GIVEN RECORDS:
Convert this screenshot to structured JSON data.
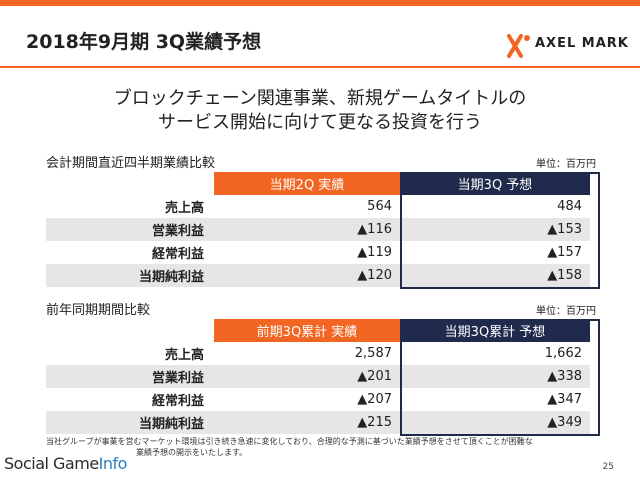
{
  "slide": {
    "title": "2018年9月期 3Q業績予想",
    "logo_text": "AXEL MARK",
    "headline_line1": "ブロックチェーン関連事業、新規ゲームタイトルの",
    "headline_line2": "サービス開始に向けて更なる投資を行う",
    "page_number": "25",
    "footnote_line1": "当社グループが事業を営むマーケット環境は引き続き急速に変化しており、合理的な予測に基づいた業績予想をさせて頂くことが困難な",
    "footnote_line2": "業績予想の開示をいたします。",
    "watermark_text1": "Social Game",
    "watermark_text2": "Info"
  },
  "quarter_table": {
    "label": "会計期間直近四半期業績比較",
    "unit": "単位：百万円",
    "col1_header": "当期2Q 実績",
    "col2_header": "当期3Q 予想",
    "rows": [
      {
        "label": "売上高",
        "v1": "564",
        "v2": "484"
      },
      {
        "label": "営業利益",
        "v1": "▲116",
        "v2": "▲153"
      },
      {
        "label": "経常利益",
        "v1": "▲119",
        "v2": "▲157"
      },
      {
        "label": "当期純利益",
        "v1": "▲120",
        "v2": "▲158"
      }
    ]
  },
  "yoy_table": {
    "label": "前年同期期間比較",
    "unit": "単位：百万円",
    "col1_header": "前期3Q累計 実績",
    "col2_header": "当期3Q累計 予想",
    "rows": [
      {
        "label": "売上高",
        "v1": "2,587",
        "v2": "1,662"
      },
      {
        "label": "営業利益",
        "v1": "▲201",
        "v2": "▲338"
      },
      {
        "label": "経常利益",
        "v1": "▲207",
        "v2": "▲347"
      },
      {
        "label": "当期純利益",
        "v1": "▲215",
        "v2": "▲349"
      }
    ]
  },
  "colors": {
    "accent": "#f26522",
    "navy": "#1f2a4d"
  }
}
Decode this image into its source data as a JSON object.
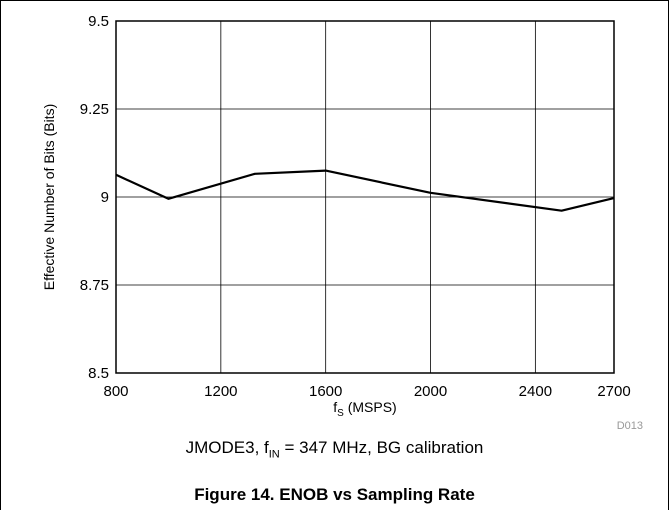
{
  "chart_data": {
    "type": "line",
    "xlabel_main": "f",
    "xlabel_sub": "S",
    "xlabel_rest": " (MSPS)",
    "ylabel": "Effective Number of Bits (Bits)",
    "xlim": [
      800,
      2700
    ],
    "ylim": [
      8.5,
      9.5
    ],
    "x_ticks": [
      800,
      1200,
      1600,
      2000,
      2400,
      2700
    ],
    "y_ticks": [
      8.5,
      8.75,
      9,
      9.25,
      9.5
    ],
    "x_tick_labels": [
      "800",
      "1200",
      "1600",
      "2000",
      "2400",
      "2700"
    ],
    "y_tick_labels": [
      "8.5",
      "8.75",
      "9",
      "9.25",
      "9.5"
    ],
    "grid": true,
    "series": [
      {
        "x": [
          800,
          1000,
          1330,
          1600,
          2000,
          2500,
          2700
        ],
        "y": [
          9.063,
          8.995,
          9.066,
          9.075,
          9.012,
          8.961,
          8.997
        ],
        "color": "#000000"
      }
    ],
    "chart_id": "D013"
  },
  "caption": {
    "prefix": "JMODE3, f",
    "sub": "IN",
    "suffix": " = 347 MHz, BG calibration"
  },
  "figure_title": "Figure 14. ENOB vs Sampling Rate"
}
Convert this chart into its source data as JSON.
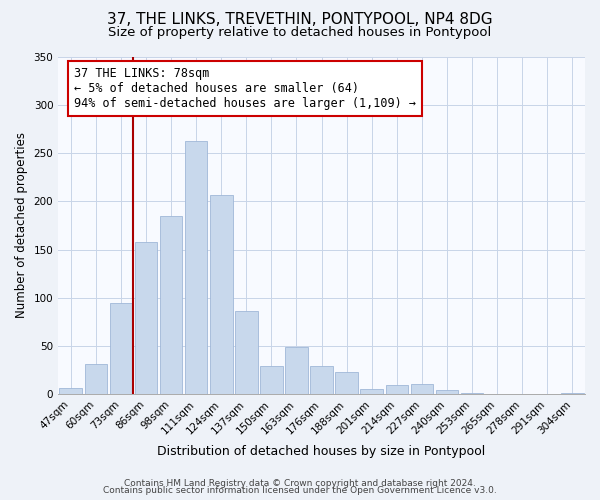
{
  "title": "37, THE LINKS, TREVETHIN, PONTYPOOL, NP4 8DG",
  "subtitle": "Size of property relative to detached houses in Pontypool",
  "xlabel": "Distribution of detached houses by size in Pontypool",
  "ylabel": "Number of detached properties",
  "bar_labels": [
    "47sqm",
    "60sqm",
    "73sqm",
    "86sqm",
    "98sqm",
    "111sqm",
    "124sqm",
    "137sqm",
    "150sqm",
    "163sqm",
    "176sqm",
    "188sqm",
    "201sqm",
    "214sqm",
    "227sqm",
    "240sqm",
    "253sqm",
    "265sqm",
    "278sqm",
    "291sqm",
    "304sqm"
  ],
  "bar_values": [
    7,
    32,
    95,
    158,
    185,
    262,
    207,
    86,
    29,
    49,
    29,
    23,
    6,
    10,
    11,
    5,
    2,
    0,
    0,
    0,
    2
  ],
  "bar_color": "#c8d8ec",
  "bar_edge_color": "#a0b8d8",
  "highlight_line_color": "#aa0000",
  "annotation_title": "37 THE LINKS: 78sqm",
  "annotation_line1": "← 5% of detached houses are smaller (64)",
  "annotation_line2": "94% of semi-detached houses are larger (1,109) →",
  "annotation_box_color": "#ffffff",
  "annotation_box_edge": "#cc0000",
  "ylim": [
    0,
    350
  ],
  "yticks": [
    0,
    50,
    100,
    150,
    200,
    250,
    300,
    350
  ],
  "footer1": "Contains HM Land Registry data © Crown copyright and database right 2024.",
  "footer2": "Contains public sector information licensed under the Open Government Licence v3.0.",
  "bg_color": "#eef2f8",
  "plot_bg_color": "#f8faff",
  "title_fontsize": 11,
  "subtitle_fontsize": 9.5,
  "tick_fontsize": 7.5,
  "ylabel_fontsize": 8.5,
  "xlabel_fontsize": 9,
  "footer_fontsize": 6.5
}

---

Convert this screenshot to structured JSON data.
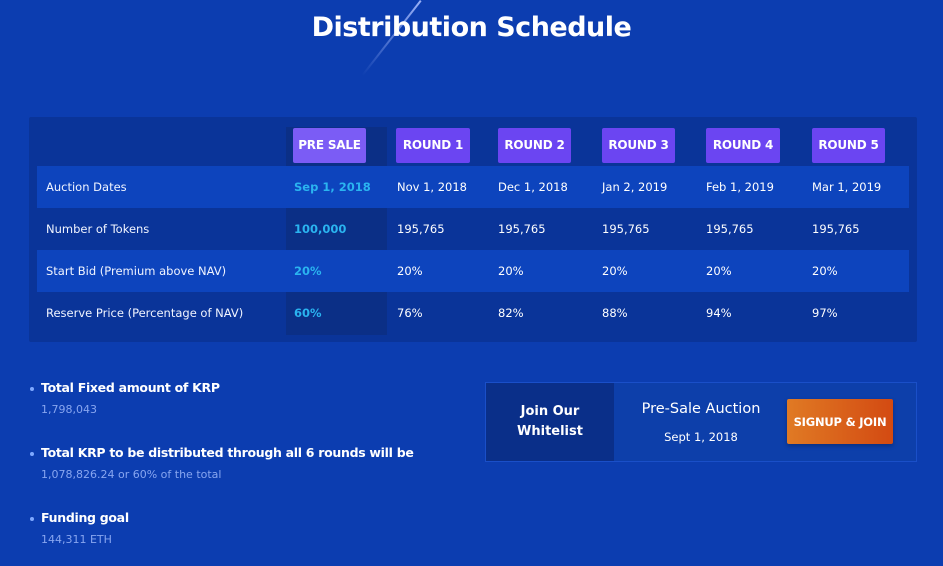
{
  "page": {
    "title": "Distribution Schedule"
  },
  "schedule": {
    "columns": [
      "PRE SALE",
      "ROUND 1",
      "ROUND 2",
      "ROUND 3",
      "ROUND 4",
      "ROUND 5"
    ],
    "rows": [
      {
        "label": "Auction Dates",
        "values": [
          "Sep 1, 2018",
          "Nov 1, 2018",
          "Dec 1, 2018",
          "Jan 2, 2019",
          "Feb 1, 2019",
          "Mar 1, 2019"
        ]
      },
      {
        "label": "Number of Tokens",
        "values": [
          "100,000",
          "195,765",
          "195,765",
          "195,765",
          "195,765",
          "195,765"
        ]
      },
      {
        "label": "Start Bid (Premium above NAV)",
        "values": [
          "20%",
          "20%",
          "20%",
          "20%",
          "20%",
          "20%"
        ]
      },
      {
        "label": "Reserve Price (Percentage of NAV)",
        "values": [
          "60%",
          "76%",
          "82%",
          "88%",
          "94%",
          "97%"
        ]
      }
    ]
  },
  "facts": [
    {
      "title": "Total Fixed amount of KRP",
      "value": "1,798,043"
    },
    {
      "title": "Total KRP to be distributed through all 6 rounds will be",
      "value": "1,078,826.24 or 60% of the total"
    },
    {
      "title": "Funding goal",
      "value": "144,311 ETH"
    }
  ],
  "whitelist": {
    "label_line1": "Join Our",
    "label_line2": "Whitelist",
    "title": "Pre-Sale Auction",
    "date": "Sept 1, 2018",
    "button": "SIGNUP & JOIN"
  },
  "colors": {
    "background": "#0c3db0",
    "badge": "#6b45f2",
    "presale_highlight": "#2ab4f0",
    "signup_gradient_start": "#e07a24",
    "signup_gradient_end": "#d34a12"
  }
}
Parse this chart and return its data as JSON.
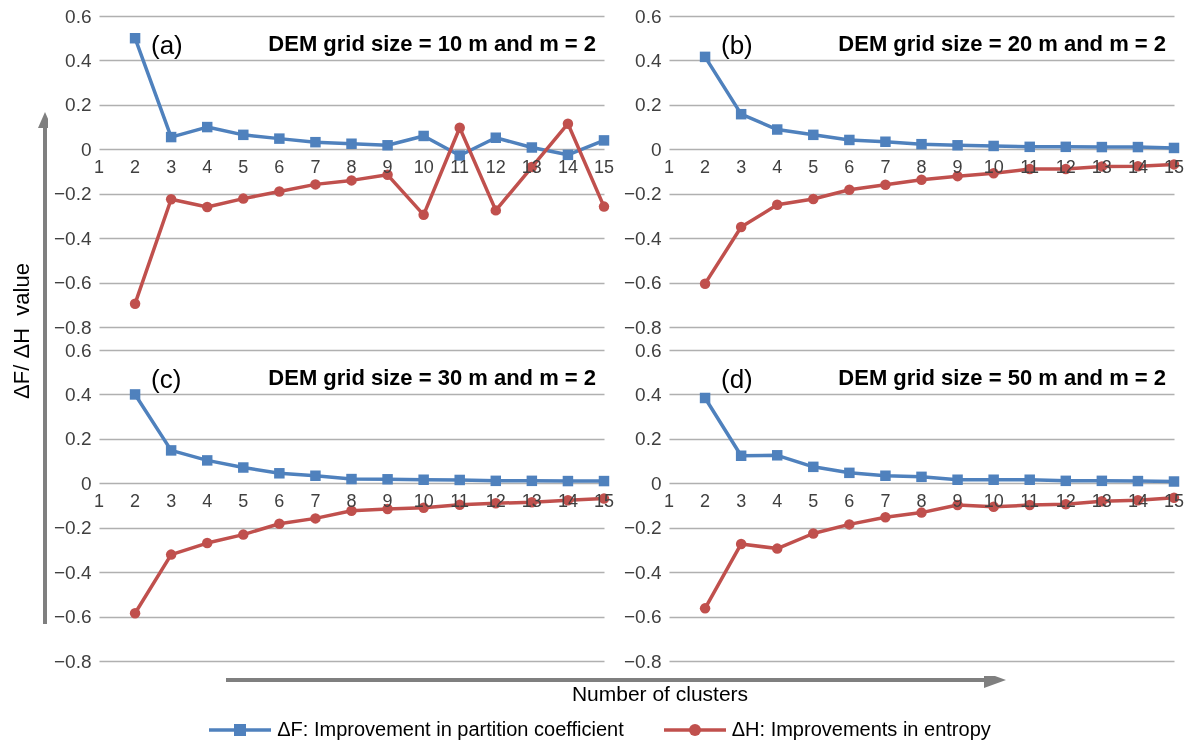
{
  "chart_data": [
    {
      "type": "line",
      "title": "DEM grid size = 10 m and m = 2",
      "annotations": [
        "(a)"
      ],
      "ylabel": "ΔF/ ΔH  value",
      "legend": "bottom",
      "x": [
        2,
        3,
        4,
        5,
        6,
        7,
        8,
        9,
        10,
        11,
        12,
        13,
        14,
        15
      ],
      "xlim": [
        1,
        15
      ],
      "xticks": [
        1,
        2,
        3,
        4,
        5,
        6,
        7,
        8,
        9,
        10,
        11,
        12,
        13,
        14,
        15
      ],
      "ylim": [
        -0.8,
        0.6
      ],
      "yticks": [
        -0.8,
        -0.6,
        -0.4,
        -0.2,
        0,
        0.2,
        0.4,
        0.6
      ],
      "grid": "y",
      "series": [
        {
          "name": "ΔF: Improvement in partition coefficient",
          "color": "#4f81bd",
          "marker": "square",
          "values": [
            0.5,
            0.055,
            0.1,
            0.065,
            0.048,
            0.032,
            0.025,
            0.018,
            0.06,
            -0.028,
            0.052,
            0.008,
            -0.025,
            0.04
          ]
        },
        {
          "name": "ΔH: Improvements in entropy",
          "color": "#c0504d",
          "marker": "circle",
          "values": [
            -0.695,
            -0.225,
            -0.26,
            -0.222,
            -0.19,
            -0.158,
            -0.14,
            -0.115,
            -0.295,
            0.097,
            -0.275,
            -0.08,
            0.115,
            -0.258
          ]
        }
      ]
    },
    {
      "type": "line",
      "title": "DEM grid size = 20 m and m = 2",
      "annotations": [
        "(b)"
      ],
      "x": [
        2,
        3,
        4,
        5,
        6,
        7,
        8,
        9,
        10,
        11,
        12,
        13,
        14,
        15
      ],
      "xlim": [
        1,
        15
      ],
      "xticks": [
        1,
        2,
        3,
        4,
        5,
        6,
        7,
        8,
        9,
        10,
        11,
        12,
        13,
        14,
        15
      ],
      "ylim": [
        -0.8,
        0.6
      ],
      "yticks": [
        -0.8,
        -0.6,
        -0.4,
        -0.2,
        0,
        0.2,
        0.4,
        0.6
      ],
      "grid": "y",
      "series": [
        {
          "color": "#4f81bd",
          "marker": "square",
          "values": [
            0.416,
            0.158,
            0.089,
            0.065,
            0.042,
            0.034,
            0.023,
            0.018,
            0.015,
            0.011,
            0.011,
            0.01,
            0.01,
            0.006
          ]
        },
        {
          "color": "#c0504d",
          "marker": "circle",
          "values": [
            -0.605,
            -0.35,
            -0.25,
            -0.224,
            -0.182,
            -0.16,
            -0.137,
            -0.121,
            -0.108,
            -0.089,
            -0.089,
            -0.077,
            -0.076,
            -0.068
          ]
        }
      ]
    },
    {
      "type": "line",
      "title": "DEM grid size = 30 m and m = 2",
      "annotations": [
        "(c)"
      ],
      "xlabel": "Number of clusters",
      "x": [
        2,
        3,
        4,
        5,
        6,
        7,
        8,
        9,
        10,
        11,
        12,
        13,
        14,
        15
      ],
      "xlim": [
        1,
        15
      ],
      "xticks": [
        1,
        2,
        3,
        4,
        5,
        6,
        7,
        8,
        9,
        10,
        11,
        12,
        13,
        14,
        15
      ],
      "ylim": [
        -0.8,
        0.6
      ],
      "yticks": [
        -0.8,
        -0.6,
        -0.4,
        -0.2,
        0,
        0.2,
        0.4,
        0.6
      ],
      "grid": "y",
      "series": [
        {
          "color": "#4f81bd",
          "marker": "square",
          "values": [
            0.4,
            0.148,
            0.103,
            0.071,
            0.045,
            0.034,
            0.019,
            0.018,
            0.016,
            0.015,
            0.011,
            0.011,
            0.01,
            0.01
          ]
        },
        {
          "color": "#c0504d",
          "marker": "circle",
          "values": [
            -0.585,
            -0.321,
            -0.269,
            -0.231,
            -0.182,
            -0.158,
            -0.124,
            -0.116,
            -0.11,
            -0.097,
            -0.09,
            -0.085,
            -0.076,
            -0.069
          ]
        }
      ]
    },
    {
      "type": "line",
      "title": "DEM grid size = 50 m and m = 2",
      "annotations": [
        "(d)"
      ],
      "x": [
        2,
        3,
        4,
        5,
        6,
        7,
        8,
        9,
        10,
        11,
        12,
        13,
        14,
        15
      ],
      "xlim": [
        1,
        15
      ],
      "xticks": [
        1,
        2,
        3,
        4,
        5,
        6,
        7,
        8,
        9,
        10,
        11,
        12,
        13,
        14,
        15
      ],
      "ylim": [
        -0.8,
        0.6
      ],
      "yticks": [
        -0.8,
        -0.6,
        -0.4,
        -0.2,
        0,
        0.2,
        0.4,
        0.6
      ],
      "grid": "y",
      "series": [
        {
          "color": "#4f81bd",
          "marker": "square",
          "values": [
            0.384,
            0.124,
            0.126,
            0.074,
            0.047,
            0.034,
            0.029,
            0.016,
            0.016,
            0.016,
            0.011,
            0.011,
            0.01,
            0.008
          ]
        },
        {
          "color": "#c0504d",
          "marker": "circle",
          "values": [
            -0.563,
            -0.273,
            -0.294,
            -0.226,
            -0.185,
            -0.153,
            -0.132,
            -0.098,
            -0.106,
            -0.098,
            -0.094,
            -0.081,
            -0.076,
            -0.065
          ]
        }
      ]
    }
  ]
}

---

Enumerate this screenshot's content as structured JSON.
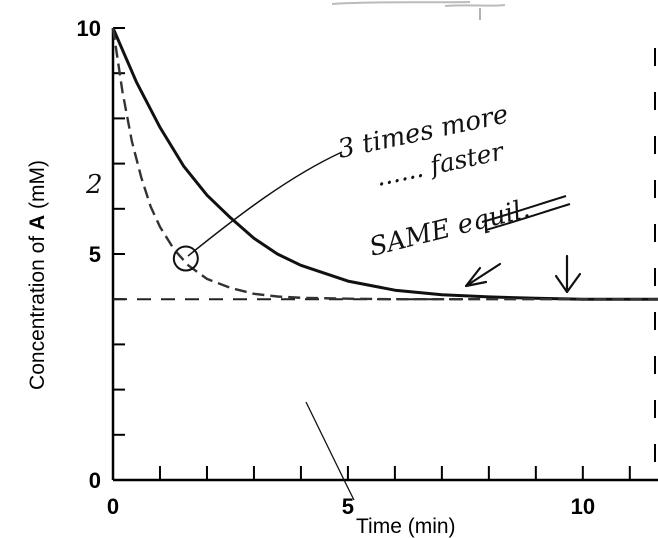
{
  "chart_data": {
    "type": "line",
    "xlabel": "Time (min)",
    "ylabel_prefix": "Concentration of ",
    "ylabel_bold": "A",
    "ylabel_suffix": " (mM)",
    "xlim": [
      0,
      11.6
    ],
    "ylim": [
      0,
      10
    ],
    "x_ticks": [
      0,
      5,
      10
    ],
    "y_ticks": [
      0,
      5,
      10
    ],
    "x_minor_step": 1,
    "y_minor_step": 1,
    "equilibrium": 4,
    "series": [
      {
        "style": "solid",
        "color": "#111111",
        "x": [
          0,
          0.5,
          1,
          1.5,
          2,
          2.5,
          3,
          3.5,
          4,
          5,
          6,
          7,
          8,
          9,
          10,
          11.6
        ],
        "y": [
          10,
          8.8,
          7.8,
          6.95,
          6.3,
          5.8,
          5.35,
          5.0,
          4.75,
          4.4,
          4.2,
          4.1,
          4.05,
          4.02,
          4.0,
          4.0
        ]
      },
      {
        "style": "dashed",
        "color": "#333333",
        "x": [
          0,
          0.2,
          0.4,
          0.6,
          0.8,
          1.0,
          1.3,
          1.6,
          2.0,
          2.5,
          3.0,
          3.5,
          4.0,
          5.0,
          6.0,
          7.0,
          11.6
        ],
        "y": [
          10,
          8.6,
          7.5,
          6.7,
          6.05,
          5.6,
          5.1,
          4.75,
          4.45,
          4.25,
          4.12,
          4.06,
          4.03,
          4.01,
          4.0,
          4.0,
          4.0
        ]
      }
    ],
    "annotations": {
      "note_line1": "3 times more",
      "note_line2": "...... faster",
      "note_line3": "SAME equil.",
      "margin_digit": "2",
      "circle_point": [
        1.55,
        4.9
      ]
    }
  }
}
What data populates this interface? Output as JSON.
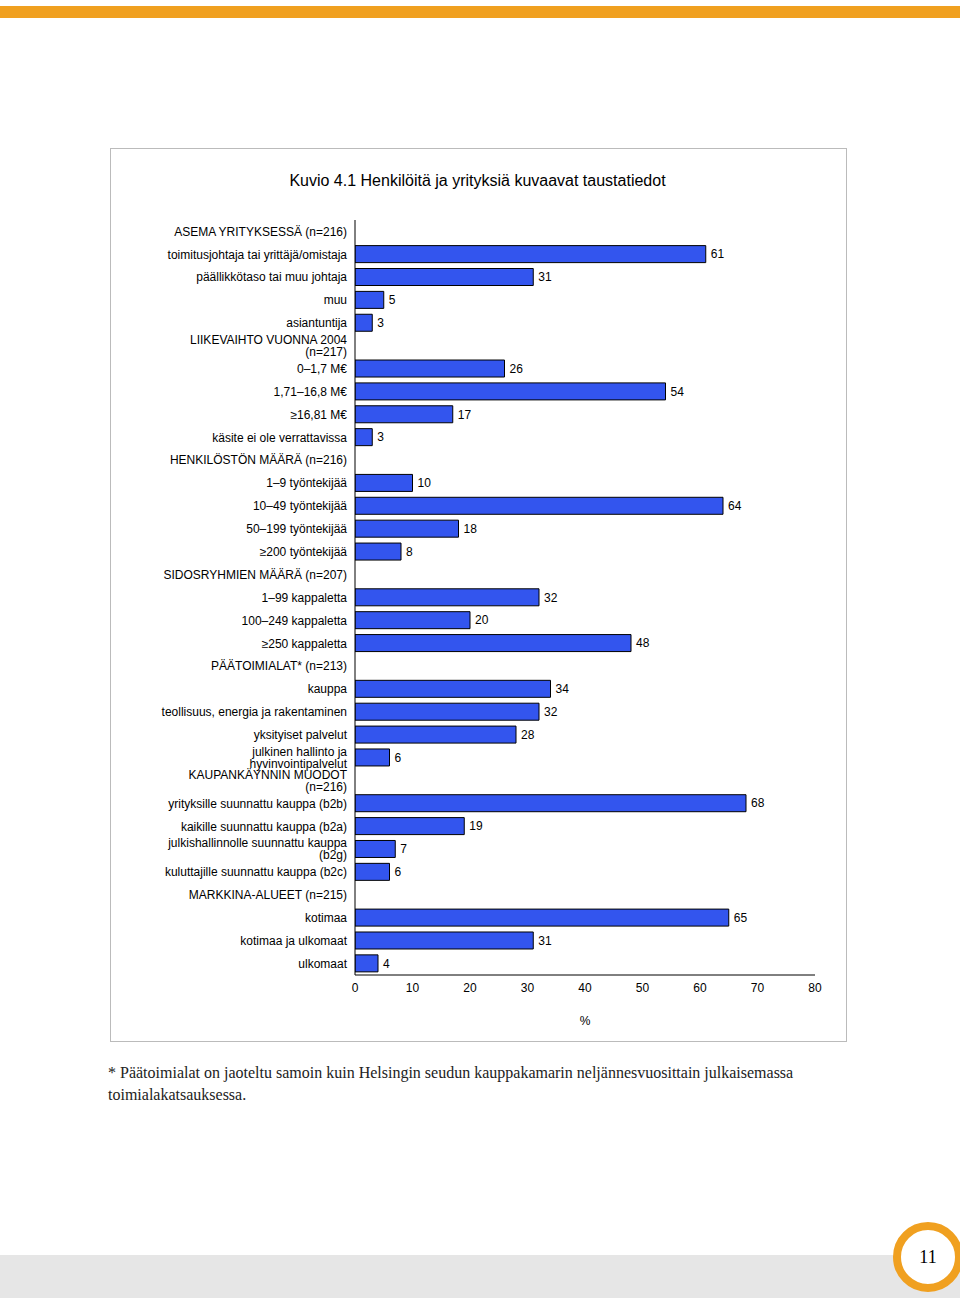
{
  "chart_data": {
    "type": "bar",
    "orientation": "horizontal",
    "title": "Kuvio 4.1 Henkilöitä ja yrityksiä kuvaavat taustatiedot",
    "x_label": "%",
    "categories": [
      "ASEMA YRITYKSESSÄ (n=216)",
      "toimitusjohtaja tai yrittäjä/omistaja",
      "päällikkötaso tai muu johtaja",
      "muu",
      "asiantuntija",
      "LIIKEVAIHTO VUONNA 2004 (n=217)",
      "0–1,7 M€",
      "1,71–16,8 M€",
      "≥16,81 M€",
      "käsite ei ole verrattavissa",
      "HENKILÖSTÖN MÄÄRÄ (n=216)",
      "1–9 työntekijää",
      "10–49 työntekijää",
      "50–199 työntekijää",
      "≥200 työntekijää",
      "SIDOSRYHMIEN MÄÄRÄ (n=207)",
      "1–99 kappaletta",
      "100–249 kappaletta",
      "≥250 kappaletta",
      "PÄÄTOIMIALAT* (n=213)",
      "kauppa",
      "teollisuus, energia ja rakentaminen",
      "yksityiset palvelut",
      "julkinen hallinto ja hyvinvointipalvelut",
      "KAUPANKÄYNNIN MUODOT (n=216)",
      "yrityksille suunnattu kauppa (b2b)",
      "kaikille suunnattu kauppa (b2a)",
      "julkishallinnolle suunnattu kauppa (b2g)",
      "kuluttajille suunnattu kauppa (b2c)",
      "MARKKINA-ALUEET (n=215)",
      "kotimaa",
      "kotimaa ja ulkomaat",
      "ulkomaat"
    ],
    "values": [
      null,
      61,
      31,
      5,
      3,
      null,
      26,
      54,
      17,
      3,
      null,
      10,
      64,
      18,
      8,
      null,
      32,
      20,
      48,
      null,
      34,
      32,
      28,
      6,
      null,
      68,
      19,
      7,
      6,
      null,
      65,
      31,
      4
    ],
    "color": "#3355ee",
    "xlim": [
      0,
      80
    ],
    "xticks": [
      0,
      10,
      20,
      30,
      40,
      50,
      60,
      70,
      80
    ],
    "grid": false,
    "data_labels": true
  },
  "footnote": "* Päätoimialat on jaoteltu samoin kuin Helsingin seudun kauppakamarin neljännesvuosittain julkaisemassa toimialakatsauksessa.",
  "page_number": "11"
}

EXERCISE AIM:
Give the number of lines that carry the word "source", with nothing added.

EXERCISE SOLUTION:
2